Stored data
• • •
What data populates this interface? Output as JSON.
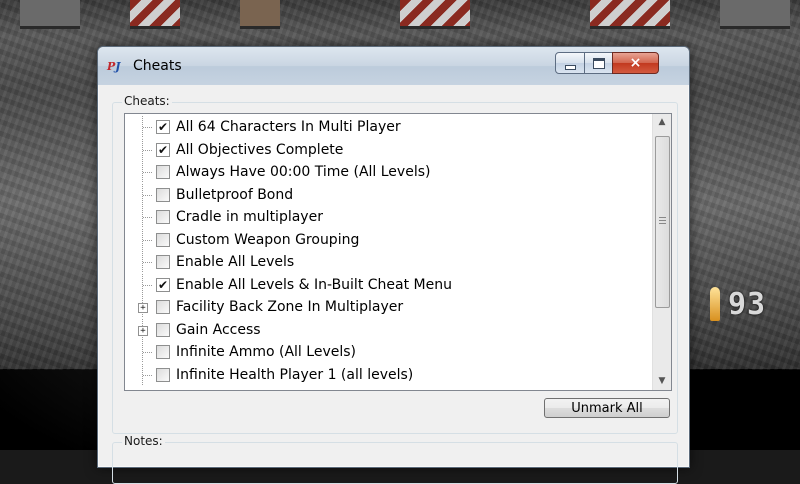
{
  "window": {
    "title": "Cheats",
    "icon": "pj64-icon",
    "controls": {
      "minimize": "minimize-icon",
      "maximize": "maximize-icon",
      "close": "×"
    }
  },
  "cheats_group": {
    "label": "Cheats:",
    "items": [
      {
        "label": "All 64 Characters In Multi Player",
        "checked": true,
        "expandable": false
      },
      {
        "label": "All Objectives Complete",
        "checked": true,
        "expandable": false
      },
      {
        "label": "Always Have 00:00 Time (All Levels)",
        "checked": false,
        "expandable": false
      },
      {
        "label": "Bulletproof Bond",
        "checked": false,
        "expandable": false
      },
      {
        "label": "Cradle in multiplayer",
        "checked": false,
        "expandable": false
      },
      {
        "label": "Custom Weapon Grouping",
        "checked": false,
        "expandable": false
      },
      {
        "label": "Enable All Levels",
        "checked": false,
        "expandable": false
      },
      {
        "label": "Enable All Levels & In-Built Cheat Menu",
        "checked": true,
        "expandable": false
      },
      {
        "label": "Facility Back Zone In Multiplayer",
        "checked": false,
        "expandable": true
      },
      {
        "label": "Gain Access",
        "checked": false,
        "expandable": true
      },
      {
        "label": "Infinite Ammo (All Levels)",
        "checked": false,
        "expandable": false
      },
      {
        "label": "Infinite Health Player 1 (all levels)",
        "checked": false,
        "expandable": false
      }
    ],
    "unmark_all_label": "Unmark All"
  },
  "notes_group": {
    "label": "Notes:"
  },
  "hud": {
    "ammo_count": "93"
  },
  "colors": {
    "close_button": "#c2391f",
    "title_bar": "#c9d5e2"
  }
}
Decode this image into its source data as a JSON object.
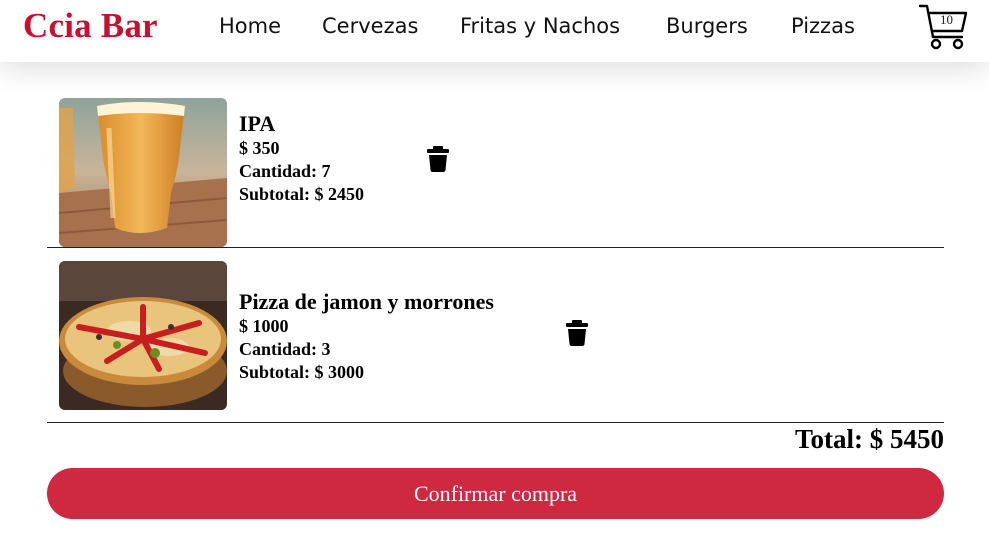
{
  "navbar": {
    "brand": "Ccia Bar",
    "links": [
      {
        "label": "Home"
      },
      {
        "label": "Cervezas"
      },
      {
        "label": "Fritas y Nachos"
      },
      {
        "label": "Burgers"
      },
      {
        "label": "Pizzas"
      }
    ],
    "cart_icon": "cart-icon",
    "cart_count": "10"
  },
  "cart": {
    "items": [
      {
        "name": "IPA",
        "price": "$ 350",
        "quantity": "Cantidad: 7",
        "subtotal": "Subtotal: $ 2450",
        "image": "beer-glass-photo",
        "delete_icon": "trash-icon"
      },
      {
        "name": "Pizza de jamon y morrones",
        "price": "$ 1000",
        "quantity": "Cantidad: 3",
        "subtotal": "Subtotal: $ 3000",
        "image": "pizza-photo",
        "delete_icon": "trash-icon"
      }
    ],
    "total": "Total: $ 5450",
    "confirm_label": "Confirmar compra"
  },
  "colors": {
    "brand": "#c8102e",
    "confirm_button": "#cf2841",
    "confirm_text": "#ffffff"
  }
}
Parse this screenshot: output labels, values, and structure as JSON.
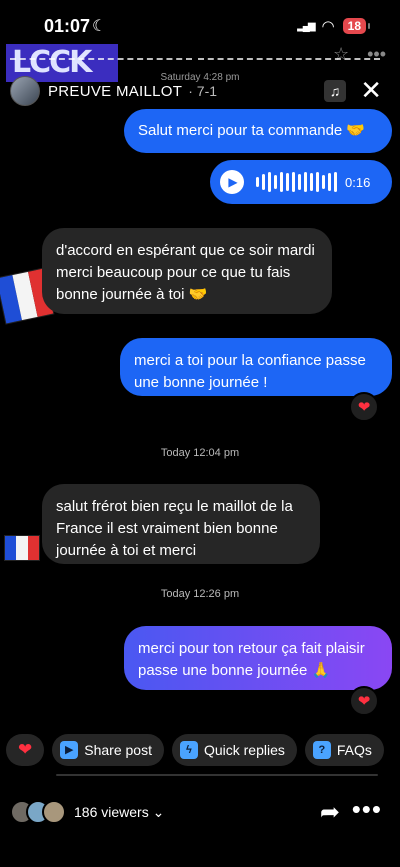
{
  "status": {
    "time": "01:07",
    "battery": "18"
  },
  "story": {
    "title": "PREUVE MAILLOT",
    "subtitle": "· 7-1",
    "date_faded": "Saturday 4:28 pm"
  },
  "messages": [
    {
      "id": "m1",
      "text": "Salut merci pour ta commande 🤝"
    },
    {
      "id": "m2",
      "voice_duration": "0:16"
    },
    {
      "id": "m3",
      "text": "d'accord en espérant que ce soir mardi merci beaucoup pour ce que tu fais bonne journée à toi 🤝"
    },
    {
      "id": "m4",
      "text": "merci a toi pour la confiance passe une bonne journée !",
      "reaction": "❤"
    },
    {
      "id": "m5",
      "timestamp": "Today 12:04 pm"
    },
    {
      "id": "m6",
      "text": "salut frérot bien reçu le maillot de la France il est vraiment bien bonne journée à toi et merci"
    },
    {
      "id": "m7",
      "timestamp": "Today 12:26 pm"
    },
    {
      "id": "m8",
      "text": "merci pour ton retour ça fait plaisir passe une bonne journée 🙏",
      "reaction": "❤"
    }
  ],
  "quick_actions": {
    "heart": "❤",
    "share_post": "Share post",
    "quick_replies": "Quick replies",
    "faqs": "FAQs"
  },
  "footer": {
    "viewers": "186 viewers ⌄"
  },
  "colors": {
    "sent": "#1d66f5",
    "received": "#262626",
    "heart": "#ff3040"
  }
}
• • •
» WHAT IS BEING ASKED
Transcribe the listing in full and omit the pictures.

» WRITTEN ANSWER
What data populates this interface? Output as JSON.
{
  "window": {
    "title": "Cheats",
    "icon": "pj64-icon",
    "controls": {
      "minimize": "minimize-icon",
      "maximize": "maximize-icon",
      "close": "×"
    }
  },
  "cheats_group": {
    "label": "Cheats:",
    "items": [
      {
        "label": "All 64 Characters In Multi Player",
        "checked": true,
        "expandable": false
      },
      {
        "label": "All Objectives Complete",
        "checked": true,
        "expandable": false
      },
      {
        "label": "Always Have 00:00 Time (All Levels)",
        "checked": false,
        "expandable": false
      },
      {
        "label": "Bulletproof Bond",
        "checked": false,
        "expandable": false
      },
      {
        "label": "Cradle in multiplayer",
        "checked": false,
        "expandable": false
      },
      {
        "label": "Custom Weapon Grouping",
        "checked": false,
        "expandable": false
      },
      {
        "label": "Enable All Levels",
        "checked": false,
        "expandable": false
      },
      {
        "label": "Enable All Levels & In-Built Cheat Menu",
        "checked": true,
        "expandable": false
      },
      {
        "label": "Facility Back Zone In Multiplayer",
        "checked": false,
        "expandable": true
      },
      {
        "label": "Gain Access",
        "checked": false,
        "expandable": true
      },
      {
        "label": "Infinite Ammo (All Levels)",
        "checked": false,
        "expandable": false
      },
      {
        "label": "Infinite Health Player 1 (all levels)",
        "checked": false,
        "expandable": false
      }
    ],
    "unmark_all_label": "Unmark All"
  },
  "notes_group": {
    "label": "Notes:"
  },
  "hud": {
    "ammo_count": "93"
  },
  "colors": {
    "close_button": "#c2391f",
    "title_bar": "#c9d5e2"
  }
}
Decode this image into its source data as a JSON object.
{
  "navbar": {
    "brand": "Ccia Bar",
    "links": [
      {
        "label": "Home"
      },
      {
        "label": "Cervezas"
      },
      {
        "label": "Fritas y Nachos"
      },
      {
        "label": "Burgers"
      },
      {
        "label": "Pizzas"
      }
    ],
    "cart_icon": "cart-icon",
    "cart_count": "10"
  },
  "cart": {
    "items": [
      {
        "name": "IPA",
        "price": "$ 350",
        "quantity": "Cantidad: 7",
        "subtotal": "Subtotal: $ 2450",
        "image": "beer-glass-photo",
        "delete_icon": "trash-icon"
      },
      {
        "name": "Pizza de jamon y morrones",
        "price": "$ 1000",
        "quantity": "Cantidad: 3",
        "subtotal": "Subtotal: $ 3000",
        "image": "pizza-photo",
        "delete_icon": "trash-icon"
      }
    ],
    "total": "Total: $ 5450",
    "confirm_label": "Confirmar compra"
  },
  "colors": {
    "brand": "#c8102e",
    "confirm_button": "#cf2841",
    "confirm_text": "#ffffff"
  }
}
Parse this screenshot: output labels, values, and structure as JSON.
{
  "status": {
    "time": "01:07",
    "battery": "18"
  },
  "story": {
    "title": "PREUVE MAILLOT",
    "subtitle": "· 7-1",
    "date_faded": "Saturday 4:28 pm"
  },
  "messages": [
    {
      "id": "m1",
      "text": "Salut merci pour ta commande 🤝"
    },
    {
      "id": "m2",
      "voice_duration": "0:16"
    },
    {
      "id": "m3",
      "text": "d'accord en espérant que ce soir mardi merci beaucoup pour ce que tu fais bonne journée à toi 🤝"
    },
    {
      "id": "m4",
      "text": "merci a toi pour la confiance passe une bonne journée !",
      "reaction": "❤"
    },
    {
      "id": "m5",
      "timestamp": "Today 12:04 pm"
    },
    {
      "id": "m6",
      "text": "salut frérot bien reçu le maillot de la France il est vraiment bien bonne journée à toi et merci"
    },
    {
      "id": "m7",
      "timestamp": "Today 12:26 pm"
    },
    {
      "id": "m8",
      "text": "merci pour ton retour ça fait plaisir passe une bonne journée 🙏",
      "reaction": "❤"
    }
  ],
  "quick_actions": {
    "heart": "❤",
    "share_post": "Share post",
    "quick_replies": "Quick replies",
    "faqs": "FAQs"
  },
  "footer": {
    "viewers": "186 viewers ⌄"
  },
  "colors": {
    "sent": "#1d66f5",
    "received": "#262626",
    "heart": "#ff3040"
  }
}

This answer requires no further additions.